## What is expected
Once the pictures are set aside, transcribe the remaining data exactly.

## Records for processing
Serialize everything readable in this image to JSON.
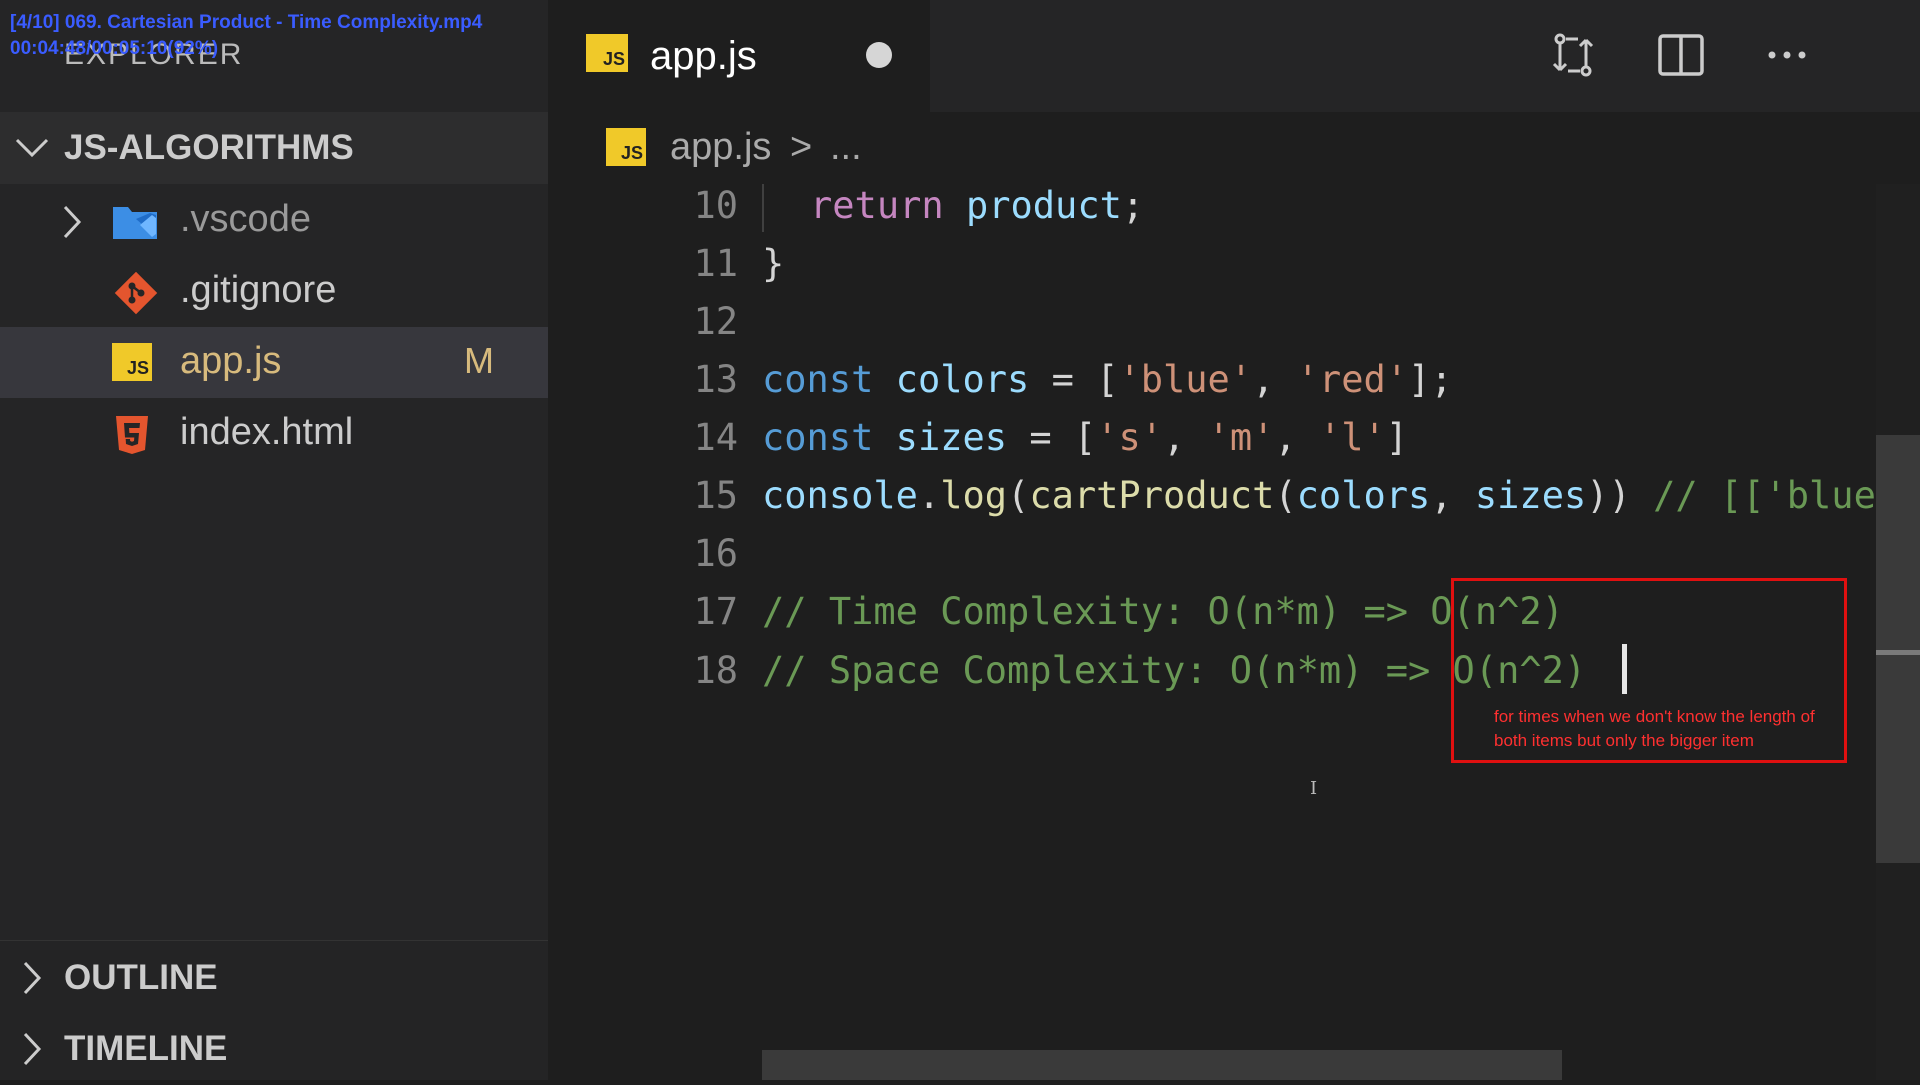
{
  "video_overlay": {
    "line1": "[4/10] 069. Cartesian Product - Time Complexity.mp4",
    "line2": "00:04:48/00:05:10(92%)"
  },
  "sidebar": {
    "title": "EXPLORER",
    "project": "JS-ALGORITHMS",
    "files": [
      {
        "name": ".vscode",
        "icon": "vscode-folder-icon",
        "status": ""
      },
      {
        "name": ".gitignore",
        "icon": "git-icon",
        "status": ""
      },
      {
        "name": "app.js",
        "icon": "js-file-icon",
        "status": "M"
      },
      {
        "name": "index.html",
        "icon": "html5-icon",
        "status": ""
      }
    ],
    "outline": "OUTLINE",
    "timeline": "TIMELINE"
  },
  "tab": {
    "label": "app.js",
    "badge": "JS"
  },
  "breadcrumb": {
    "file": "app.js",
    "separator": ">",
    "more": "..."
  },
  "editor": {
    "lines": [
      {
        "n": "10",
        "segments": [
          {
            "t": "return",
            "c": "kw2"
          },
          {
            "t": " ",
            "c": ""
          },
          {
            "t": "product",
            "c": "var"
          },
          {
            "t": ";",
            "c": ""
          }
        ]
      },
      {
        "n": "11",
        "segments": [
          {
            "t": "}",
            "c": ""
          }
        ]
      },
      {
        "n": "12",
        "segments": []
      },
      {
        "n": "13",
        "segments": [
          {
            "t": "const",
            "c": "kw"
          },
          {
            "t": " ",
            "c": ""
          },
          {
            "t": "colors",
            "c": "var"
          },
          {
            "t": " = [",
            "c": ""
          },
          {
            "t": "'blue'",
            "c": "str"
          },
          {
            "t": ", ",
            "c": ""
          },
          {
            "t": "'red'",
            "c": "str"
          },
          {
            "t": "];",
            "c": ""
          }
        ]
      },
      {
        "n": "14",
        "segments": [
          {
            "t": "const",
            "c": "kw"
          },
          {
            "t": " ",
            "c": ""
          },
          {
            "t": "sizes",
            "c": "var"
          },
          {
            "t": " = [",
            "c": ""
          },
          {
            "t": "'s'",
            "c": "str"
          },
          {
            "t": ", ",
            "c": ""
          },
          {
            "t": "'m'",
            "c": "str"
          },
          {
            "t": ", ",
            "c": ""
          },
          {
            "t": "'l'",
            "c": "str"
          },
          {
            "t": "]",
            "c": ""
          }
        ]
      },
      {
        "n": "15",
        "segments": [
          {
            "t": "console",
            "c": "var"
          },
          {
            "t": ".",
            "c": ""
          },
          {
            "t": "log",
            "c": "fn"
          },
          {
            "t": "(",
            "c": ""
          },
          {
            "t": "cartProduct",
            "c": "fn"
          },
          {
            "t": "(",
            "c": ""
          },
          {
            "t": "colors",
            "c": "var"
          },
          {
            "t": ", ",
            "c": ""
          },
          {
            "t": "sizes",
            "c": "var"
          },
          {
            "t": ")) ",
            "c": ""
          },
          {
            "t": "// [['blue",
            "c": "cmt"
          }
        ]
      },
      {
        "n": "16",
        "segments": []
      },
      {
        "n": "17",
        "segments": [
          {
            "t": "// Time Complexity: O(n*m) => O(n^2)",
            "c": "cmt"
          }
        ]
      },
      {
        "n": "18",
        "segments": [
          {
            "t": "// Space Complexity: O(n*m) => O(n^2)",
            "c": "cmt"
          }
        ]
      }
    ],
    "annotation": "for times when we don't know the length of both items but only the bigger item"
  },
  "colors": {
    "accent_js": "#f0c929",
    "annotation_red": "#e01010"
  }
}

## Reply to the exercise
Serialize everything readable in this image to JSON.
{
  "video_overlay": {
    "line1": "[4/10] 069. Cartesian Product - Time Complexity.mp4",
    "line2": "00:04:48/00:05:10(92%)"
  },
  "sidebar": {
    "title": "EXPLORER",
    "project": "JS-ALGORITHMS",
    "files": [
      {
        "name": ".vscode",
        "icon": "vscode-folder-icon",
        "status": ""
      },
      {
        "name": ".gitignore",
        "icon": "git-icon",
        "status": ""
      },
      {
        "name": "app.js",
        "icon": "js-file-icon",
        "status": "M"
      },
      {
        "name": "index.html",
        "icon": "html5-icon",
        "status": ""
      }
    ],
    "outline": "OUTLINE",
    "timeline": "TIMELINE"
  },
  "tab": {
    "label": "app.js",
    "badge": "JS"
  },
  "breadcrumb": {
    "file": "app.js",
    "separator": ">",
    "more": "..."
  },
  "editor": {
    "lines": [
      {
        "n": "10",
        "segments": [
          {
            "t": "return",
            "c": "kw2"
          },
          {
            "t": " ",
            "c": ""
          },
          {
            "t": "product",
            "c": "var"
          },
          {
            "t": ";",
            "c": ""
          }
        ]
      },
      {
        "n": "11",
        "segments": [
          {
            "t": "}",
            "c": ""
          }
        ]
      },
      {
        "n": "12",
        "segments": []
      },
      {
        "n": "13",
        "segments": [
          {
            "t": "const",
            "c": "kw"
          },
          {
            "t": " ",
            "c": ""
          },
          {
            "t": "colors",
            "c": "var"
          },
          {
            "t": " = [",
            "c": ""
          },
          {
            "t": "'blue'",
            "c": "str"
          },
          {
            "t": ", ",
            "c": ""
          },
          {
            "t": "'red'",
            "c": "str"
          },
          {
            "t": "];",
            "c": ""
          }
        ]
      },
      {
        "n": "14",
        "segments": [
          {
            "t": "const",
            "c": "kw"
          },
          {
            "t": " ",
            "c": ""
          },
          {
            "t": "sizes",
            "c": "var"
          },
          {
            "t": " = [",
            "c": ""
          },
          {
            "t": "'s'",
            "c": "str"
          },
          {
            "t": ", ",
            "c": ""
          },
          {
            "t": "'m'",
            "c": "str"
          },
          {
            "t": ", ",
            "c": ""
          },
          {
            "t": "'l'",
            "c": "str"
          },
          {
            "t": "]",
            "c": ""
          }
        ]
      },
      {
        "n": "15",
        "segments": [
          {
            "t": "console",
            "c": "var"
          },
          {
            "t": ".",
            "c": ""
          },
          {
            "t": "log",
            "c": "fn"
          },
          {
            "t": "(",
            "c": ""
          },
          {
            "t": "cartProduct",
            "c": "fn"
          },
          {
            "t": "(",
            "c": ""
          },
          {
            "t": "colors",
            "c": "var"
          },
          {
            "t": ", ",
            "c": ""
          },
          {
            "t": "sizes",
            "c": "var"
          },
          {
            "t": ")) ",
            "c": ""
          },
          {
            "t": "// [['blue",
            "c": "cmt"
          }
        ]
      },
      {
        "n": "16",
        "segments": []
      },
      {
        "n": "17",
        "segments": [
          {
            "t": "// Time Complexity: O(n*m) => O(n^2)",
            "c": "cmt"
          }
        ]
      },
      {
        "n": "18",
        "segments": [
          {
            "t": "// Space Complexity: O(n*m) => O(n^2)",
            "c": "cmt"
          }
        ]
      }
    ],
    "annotation": "for times when we don't know the length of both items but only the bigger item"
  },
  "colors": {
    "accent_js": "#f0c929",
    "annotation_red": "#e01010"
  }
}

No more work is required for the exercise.